In the records below, tally every line containing "years". Report only the total.

**Excerpted data:**
§ §

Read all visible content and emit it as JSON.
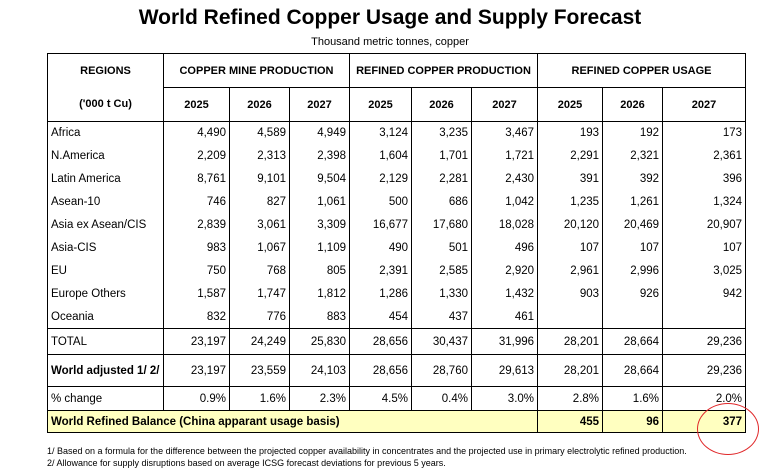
{
  "title": "World Refined Copper Usage and Supply Forecast",
  "subtitle": "Thousand metric tonnes, copper",
  "headers": {
    "regions": "REGIONS",
    "units": "('000 t Cu)",
    "mine": "COPPER MINE PRODUCTION",
    "refined_prod": "REFINED COPPER PRODUCTION",
    "refined_use": "REFINED COPPER USAGE",
    "years": [
      "2025",
      "2026",
      "2027",
      "2025",
      "2026",
      "2027",
      "2025",
      "2026",
      "2027"
    ]
  },
  "rows": [
    {
      "region": "Africa",
      "values": [
        "4,490",
        "4,589",
        "4,949",
        "3,124",
        "3,235",
        "3,467",
        "193",
        "192",
        "173"
      ]
    },
    {
      "region": "N.America",
      "values": [
        "2,209",
        "2,313",
        "2,398",
        "1,604",
        "1,701",
        "1,721",
        "2,291",
        "2,321",
        "2,361"
      ]
    },
    {
      "region": "Latin America",
      "values": [
        "8,761",
        "9,101",
        "9,504",
        "2,129",
        "2,281",
        "2,430",
        "391",
        "392",
        "396"
      ]
    },
    {
      "region": "Asean-10",
      "values": [
        "746",
        "827",
        "1,061",
        "500",
        "686",
        "1,042",
        "1,235",
        "1,261",
        "1,324"
      ]
    },
    {
      "region": "Asia ex Asean/CIS",
      "values": [
        "2,839",
        "3,061",
        "3,309",
        "16,677",
        "17,680",
        "18,028",
        "20,120",
        "20,469",
        "20,907"
      ]
    },
    {
      "region": "Asia-CIS",
      "values": [
        "983",
        "1,067",
        "1,109",
        "490",
        "501",
        "496",
        "107",
        "107",
        "107"
      ]
    },
    {
      "region": "EU",
      "values": [
        "750",
        "768",
        "805",
        "2,391",
        "2,585",
        "2,920",
        "2,961",
        "2,996",
        "3,025"
      ]
    },
    {
      "region": "Europe Others",
      "values": [
        "1,587",
        "1,747",
        "1,812",
        "1,286",
        "1,330",
        "1,432",
        "903",
        "926",
        "942"
      ]
    },
    {
      "region": "Oceania",
      "values": [
        "832",
        "776",
        "883",
        "454",
        "437",
        "461",
        "",
        "",
        ""
      ]
    }
  ],
  "total": {
    "label": "TOTAL",
    "values": [
      "23,197",
      "24,249",
      "25,830",
      "28,656",
      "30,437",
      "31,996",
      "28,201",
      "28,664",
      "29,236"
    ]
  },
  "world_adjusted": {
    "label": "World adjusted 1/ 2/",
    "values": [
      "23,197",
      "23,559",
      "24,103",
      "28,656",
      "28,760",
      "29,613",
      "28,201",
      "28,664",
      "29,236"
    ]
  },
  "pct_change": {
    "label": "% change",
    "values": [
      "0.9%",
      "1.6%",
      "2.3%",
      "4.5%",
      "0.4%",
      "3.0%",
      "2.8%",
      "1.6%",
      "2.0%"
    ]
  },
  "balance": {
    "label": "World Refined Balance (China apparant usage basis)",
    "values": [
      "455",
      "96",
      "377"
    ]
  },
  "footnotes": [
    "1/ Based on a formula for the difference between the projected copper availability in concentrates and the projected use in primary electrolytic refined production.",
    "2/ Allowance for supply disruptions based on average ICSG forecast deviations for previous 5 years."
  ],
  "colors": {
    "highlight_fill": "#ffffc0",
    "annotation_circle": "#e0282a"
  }
}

§ §

**Answer to this exercise:** 2